_TASK DIRECTIONS_:
Each line that follows is to be retyped exactly.

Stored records
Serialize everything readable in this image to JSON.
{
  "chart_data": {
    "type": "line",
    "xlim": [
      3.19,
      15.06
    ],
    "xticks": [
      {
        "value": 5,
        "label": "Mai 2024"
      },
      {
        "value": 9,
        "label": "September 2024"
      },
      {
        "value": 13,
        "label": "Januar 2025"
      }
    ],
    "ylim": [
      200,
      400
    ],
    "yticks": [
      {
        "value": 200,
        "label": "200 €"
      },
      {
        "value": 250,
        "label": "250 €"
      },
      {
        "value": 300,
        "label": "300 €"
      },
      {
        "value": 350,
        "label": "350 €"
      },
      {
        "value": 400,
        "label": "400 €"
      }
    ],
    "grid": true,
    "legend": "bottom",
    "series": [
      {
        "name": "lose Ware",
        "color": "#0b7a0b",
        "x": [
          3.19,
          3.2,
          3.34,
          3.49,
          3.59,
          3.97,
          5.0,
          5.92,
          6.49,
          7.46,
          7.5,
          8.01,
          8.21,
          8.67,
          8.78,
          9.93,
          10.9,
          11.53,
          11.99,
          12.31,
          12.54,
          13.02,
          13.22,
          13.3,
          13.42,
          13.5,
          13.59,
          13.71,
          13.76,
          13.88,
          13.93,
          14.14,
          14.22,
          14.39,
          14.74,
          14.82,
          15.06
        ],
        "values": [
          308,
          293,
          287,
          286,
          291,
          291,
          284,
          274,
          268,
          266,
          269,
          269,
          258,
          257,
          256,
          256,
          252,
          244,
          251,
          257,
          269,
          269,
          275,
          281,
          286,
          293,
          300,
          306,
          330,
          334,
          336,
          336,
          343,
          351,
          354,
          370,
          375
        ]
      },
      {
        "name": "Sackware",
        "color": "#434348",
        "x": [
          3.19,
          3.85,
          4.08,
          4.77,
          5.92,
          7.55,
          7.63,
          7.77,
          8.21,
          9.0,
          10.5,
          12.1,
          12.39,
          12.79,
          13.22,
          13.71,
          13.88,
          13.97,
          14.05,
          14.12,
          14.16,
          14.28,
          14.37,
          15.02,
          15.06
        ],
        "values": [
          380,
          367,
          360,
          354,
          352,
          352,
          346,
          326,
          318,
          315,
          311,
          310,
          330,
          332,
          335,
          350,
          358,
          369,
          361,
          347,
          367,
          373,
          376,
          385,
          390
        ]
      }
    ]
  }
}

_WORKED SOLUTION_:
Serialize everything readable in this image to JSON.
{
  "chart_data": {
    "type": "line",
    "xlim": [
      3.19,
      15.06
    ],
    "xticks": [
      {
        "value": 5,
        "label": "Mai 2024"
      },
      {
        "value": 9,
        "label": "September 2024"
      },
      {
        "value": 13,
        "label": "Januar 2025"
      }
    ],
    "ylim": [
      200,
      400
    ],
    "yticks": [
      {
        "value": 200,
        "label": "200 €"
      },
      {
        "value": 250,
        "label": "250 €"
      },
      {
        "value": 300,
        "label": "300 €"
      },
      {
        "value": 350,
        "label": "350 €"
      },
      {
        "value": 400,
        "label": "400 €"
      }
    ],
    "grid": true,
    "legend": "bottom",
    "series": [
      {
        "name": "lose Ware",
        "color": "#0b7a0b",
        "x": [
          3.19,
          3.2,
          3.34,
          3.49,
          3.59,
          3.97,
          5.0,
          5.92,
          6.49,
          7.46,
          7.5,
          8.01,
          8.21,
          8.67,
          8.78,
          9.93,
          10.9,
          11.53,
          11.99,
          12.31,
          12.54,
          13.02,
          13.22,
          13.3,
          13.42,
          13.5,
          13.59,
          13.71,
          13.76,
          13.88,
          13.93,
          14.14,
          14.22,
          14.39,
          14.74,
          14.82,
          15.06
        ],
        "values": [
          308,
          293,
          287,
          286,
          291,
          291,
          284,
          274,
          268,
          266,
          269,
          269,
          258,
          257,
          256,
          256,
          252,
          244,
          251,
          257,
          269,
          269,
          275,
          281,
          286,
          293,
          300,
          306,
          330,
          334,
          336,
          336,
          343,
          351,
          354,
          370,
          375
        ]
      },
      {
        "name": "Sackware",
        "color": "#434348",
        "x": [
          3.19,
          3.85,
          4.08,
          4.77,
          5.92,
          7.55,
          7.63,
          7.77,
          8.21,
          9.0,
          10.5,
          12.1,
          12.39,
          12.79,
          13.22,
          13.71,
          13.88,
          13.97,
          14.05,
          14.12,
          14.16,
          14.28,
          14.37,
          15.02,
          15.06
        ],
        "values": [
          380,
          367,
          360,
          354,
          352,
          352,
          346,
          326,
          318,
          315,
          311,
          310,
          330,
          332,
          335,
          350,
          358,
          369,
          361,
          347,
          367,
          373,
          376,
          385,
          390
        ]
      }
    ]
  }
}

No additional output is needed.